Retype everything in the listing, leaving each line exactly as it is.
## Begin Provided entries
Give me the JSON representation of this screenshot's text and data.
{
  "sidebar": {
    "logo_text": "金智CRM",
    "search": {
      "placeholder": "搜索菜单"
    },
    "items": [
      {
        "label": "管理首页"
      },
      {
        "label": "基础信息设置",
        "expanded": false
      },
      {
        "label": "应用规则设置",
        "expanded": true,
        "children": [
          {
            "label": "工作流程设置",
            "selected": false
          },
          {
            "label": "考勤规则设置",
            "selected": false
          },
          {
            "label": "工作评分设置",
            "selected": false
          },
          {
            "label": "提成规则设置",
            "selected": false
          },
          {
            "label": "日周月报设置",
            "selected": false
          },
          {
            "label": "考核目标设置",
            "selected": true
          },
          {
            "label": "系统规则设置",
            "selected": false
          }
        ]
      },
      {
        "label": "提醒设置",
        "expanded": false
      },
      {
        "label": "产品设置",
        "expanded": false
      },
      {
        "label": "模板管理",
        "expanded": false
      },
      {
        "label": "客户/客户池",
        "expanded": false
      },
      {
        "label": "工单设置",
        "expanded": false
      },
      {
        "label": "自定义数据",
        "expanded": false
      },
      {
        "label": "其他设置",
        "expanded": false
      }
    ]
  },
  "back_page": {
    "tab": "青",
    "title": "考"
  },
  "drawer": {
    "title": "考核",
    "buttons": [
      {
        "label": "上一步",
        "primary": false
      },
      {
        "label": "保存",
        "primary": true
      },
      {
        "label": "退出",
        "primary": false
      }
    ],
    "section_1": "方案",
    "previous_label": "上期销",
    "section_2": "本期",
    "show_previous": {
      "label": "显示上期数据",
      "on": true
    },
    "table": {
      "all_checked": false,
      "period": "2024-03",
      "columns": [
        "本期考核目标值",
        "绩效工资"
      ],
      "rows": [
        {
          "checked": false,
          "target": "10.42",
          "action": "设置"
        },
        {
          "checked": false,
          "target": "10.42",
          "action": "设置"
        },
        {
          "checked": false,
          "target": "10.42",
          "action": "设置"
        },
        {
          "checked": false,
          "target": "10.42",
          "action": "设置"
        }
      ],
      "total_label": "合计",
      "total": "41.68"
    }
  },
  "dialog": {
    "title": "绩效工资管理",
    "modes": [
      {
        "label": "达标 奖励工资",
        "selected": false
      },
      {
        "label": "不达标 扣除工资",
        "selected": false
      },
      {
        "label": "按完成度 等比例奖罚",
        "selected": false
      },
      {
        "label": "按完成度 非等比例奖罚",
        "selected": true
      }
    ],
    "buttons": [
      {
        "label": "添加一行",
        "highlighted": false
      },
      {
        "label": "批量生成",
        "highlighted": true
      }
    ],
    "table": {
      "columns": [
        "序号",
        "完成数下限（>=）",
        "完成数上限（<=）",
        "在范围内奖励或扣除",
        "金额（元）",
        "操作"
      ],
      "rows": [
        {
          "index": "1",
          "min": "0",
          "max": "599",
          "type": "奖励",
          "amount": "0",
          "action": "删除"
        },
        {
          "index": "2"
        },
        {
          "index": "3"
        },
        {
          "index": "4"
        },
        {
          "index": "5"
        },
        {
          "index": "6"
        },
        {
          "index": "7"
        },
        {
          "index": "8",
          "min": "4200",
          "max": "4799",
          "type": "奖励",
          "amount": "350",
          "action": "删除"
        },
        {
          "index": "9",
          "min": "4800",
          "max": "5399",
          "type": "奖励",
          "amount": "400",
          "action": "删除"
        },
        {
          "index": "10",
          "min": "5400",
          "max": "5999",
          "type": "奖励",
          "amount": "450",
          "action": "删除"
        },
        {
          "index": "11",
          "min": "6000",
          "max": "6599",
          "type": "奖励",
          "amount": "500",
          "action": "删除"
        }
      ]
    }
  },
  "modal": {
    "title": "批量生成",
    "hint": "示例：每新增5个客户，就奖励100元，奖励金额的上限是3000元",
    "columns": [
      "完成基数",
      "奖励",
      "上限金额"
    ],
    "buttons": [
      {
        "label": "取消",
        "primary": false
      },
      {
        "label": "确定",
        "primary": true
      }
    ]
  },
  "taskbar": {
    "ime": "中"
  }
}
## End Provided entries
§ Result
Give me the JSON representation of this screenshot's text and data.
{
  "sidebar": {
    "logo_text": "金智CRM",
    "search": {
      "placeholder": "搜索菜单"
    },
    "items": [
      {
        "label": "管理首页"
      },
      {
        "label": "基础信息设置",
        "expanded": false
      },
      {
        "label": "应用规则设置",
        "expanded": true,
        "children": [
          {
            "label": "工作流程设置",
            "selected": false
          },
          {
            "label": "考勤规则设置",
            "selected": false
          },
          {
            "label": "工作评分设置",
            "selected": false
          },
          {
            "label": "提成规则设置",
            "selected": false
          },
          {
            "label": "日周月报设置",
            "selected": false
          },
          {
            "label": "考核目标设置",
            "selected": true
          },
          {
            "label": "系统规则设置",
            "selected": false
          }
        ]
      },
      {
        "label": "提醒设置",
        "expanded": false
      },
      {
        "label": "产品设置",
        "expanded": false
      },
      {
        "label": "模板管理",
        "expanded": false
      },
      {
        "label": "客户/客户池",
        "expanded": false
      },
      {
        "label": "工单设置",
        "expanded": false
      },
      {
        "label": "自定义数据",
        "expanded": false
      },
      {
        "label": "其他设置",
        "expanded": false
      }
    ]
  },
  "back_page": {
    "tab": "青",
    "title": "考"
  },
  "drawer": {
    "title": "考核",
    "buttons": [
      {
        "label": "上一步",
        "primary": false
      },
      {
        "label": "保存",
        "primary": true
      },
      {
        "label": "退出",
        "primary": false
      }
    ],
    "section_1": "方案",
    "previous_label": "上期销",
    "section_2": "本期",
    "show_previous": {
      "label": "显示上期数据",
      "on": true
    },
    "table": {
      "all_checked": false,
      "period": "2024-03",
      "columns": [
        "本期考核目标值",
        "绩效工资"
      ],
      "rows": [
        {
          "checked": false,
          "target": "10.42",
          "action": "设置"
        },
        {
          "checked": false,
          "target": "10.42",
          "action": "设置"
        },
        {
          "checked": false,
          "target": "10.42",
          "action": "设置"
        },
        {
          "checked": false,
          "target": "10.42",
          "action": "设置"
        }
      ],
      "total_label": "合计",
      "total": "41.68"
    }
  },
  "dialog": {
    "title": "绩效工资管理",
    "modes": [
      {
        "label": "达标 奖励工资",
        "selected": false
      },
      {
        "label": "不达标 扣除工资",
        "selected": false
      },
      {
        "label": "按完成度 等比例奖罚",
        "selected": false
      },
      {
        "label": "按完成度 非等比例奖罚",
        "selected": true
      }
    ],
    "buttons": [
      {
        "label": "添加一行",
        "highlighted": false
      },
      {
        "label": "批量生成",
        "highlighted": true
      }
    ],
    "table": {
      "columns": [
        "序号",
        "完成数下限（>=）",
        "完成数上限（<=）",
        "在范围内奖励或扣除",
        "金额（元）",
        "操作"
      ],
      "rows": [
        {
          "index": "1",
          "min": "0",
          "max": "599",
          "type": "奖励",
          "amount": "0",
          "action": "删除"
        },
        {
          "index": "2"
        },
        {
          "index": "3"
        },
        {
          "index": "4"
        },
        {
          "index": "5"
        },
        {
          "index": "6"
        },
        {
          "index": "7"
        },
        {
          "index": "8",
          "min": "4200",
          "max": "4799",
          "type": "奖励",
          "amount": "350",
          "action": "删除"
        },
        {
          "index": "9",
          "min": "4800",
          "max": "5399",
          "type": "奖励",
          "amount": "400",
          "action": "删除"
        },
        {
          "index": "10",
          "min": "5400",
          "max": "5999",
          "type": "奖励",
          "amount": "450",
          "action": "删除"
        },
        {
          "index": "11",
          "min": "6000",
          "max": "6599",
          "type": "奖励",
          "amount": "500",
          "action": "删除"
        }
      ]
    }
  },
  "modal": {
    "title": "批量生成",
    "hint": "示例：每新增5个客户，就奖励100元，奖励金额的上限是3000元",
    "columns": [
      "完成基数",
      "奖励",
      "上限金额"
    ],
    "buttons": [
      {
        "label": "取消",
        "primary": false
      },
      {
        "label": "确定",
        "primary": true
      }
    ]
  },
  "taskbar": {
    "ime": "中"
  }
}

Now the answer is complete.